• Stated exercise:
For each line that holds "with", copy the line out.
= = = = =
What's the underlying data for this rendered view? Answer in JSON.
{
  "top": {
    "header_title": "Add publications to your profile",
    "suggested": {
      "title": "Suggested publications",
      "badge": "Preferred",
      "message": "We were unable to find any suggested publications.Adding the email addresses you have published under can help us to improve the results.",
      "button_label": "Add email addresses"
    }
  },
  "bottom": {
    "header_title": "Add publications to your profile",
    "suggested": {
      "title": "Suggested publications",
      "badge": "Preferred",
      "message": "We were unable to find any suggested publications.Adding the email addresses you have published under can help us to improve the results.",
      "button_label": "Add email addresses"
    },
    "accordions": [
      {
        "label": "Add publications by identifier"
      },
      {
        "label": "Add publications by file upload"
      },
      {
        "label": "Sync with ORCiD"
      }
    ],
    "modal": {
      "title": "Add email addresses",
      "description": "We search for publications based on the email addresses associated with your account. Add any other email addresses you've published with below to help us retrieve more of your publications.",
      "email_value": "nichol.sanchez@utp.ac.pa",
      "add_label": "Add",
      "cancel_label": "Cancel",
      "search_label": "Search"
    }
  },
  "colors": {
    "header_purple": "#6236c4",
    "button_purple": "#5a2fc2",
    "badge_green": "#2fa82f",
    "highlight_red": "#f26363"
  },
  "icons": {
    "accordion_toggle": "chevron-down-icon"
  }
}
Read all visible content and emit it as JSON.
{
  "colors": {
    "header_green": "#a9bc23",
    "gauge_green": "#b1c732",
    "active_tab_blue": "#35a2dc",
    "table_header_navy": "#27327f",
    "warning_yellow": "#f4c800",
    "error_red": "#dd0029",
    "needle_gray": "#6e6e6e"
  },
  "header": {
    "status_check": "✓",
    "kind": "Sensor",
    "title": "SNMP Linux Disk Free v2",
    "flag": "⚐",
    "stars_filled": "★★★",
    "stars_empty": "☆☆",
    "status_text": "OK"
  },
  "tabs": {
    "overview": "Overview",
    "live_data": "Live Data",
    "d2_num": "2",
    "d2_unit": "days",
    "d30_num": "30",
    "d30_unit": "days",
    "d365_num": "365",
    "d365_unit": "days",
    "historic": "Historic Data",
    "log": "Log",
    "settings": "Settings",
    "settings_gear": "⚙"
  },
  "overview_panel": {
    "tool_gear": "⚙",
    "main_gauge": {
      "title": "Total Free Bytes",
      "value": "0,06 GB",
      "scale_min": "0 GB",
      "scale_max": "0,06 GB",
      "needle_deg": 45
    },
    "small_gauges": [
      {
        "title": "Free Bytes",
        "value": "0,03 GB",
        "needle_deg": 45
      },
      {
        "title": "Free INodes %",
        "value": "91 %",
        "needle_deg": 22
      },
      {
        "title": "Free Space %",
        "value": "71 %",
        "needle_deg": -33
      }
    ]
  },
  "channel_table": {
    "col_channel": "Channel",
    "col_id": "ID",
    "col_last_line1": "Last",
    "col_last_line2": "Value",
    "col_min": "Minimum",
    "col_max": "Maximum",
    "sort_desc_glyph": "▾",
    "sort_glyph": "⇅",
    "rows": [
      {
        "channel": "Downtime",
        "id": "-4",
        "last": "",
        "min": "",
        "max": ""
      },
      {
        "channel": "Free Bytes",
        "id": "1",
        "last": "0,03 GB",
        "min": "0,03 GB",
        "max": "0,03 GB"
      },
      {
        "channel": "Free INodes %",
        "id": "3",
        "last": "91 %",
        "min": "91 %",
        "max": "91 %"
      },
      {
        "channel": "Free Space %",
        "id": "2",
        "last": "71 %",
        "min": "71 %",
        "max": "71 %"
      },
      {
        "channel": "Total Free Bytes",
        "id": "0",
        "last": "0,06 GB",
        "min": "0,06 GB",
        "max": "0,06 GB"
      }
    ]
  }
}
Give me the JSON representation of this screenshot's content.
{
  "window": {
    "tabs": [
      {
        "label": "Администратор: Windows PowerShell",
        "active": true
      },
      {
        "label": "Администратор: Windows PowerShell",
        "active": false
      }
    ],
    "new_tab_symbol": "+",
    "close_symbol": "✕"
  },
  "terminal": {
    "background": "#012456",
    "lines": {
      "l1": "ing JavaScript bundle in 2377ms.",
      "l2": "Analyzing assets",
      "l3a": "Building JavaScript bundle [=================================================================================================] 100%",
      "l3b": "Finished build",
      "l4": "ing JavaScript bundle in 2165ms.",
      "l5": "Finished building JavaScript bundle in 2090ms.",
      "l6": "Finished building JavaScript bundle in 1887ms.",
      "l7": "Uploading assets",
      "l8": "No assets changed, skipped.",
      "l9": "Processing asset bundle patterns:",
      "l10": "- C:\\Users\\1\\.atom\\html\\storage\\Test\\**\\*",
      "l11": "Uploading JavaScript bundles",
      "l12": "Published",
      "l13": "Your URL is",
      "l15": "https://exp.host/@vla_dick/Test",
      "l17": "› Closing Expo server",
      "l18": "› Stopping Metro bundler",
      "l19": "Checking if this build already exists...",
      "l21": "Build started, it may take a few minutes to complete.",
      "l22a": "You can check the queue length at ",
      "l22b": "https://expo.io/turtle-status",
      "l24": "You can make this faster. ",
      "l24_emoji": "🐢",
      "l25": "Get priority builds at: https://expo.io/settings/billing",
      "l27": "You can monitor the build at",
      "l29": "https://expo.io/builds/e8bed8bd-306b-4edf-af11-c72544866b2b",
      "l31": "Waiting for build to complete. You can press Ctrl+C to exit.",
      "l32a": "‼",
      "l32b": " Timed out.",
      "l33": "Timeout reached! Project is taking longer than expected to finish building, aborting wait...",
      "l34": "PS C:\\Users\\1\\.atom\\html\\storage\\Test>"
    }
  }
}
= = = = =
• Answer to this exercise:
        "label": "Sync with ORCiD"
      "description": "We search for publications based on the email addresses associated with your account. Add any other email addresses you've published with below to help us retrieve more of your publications.",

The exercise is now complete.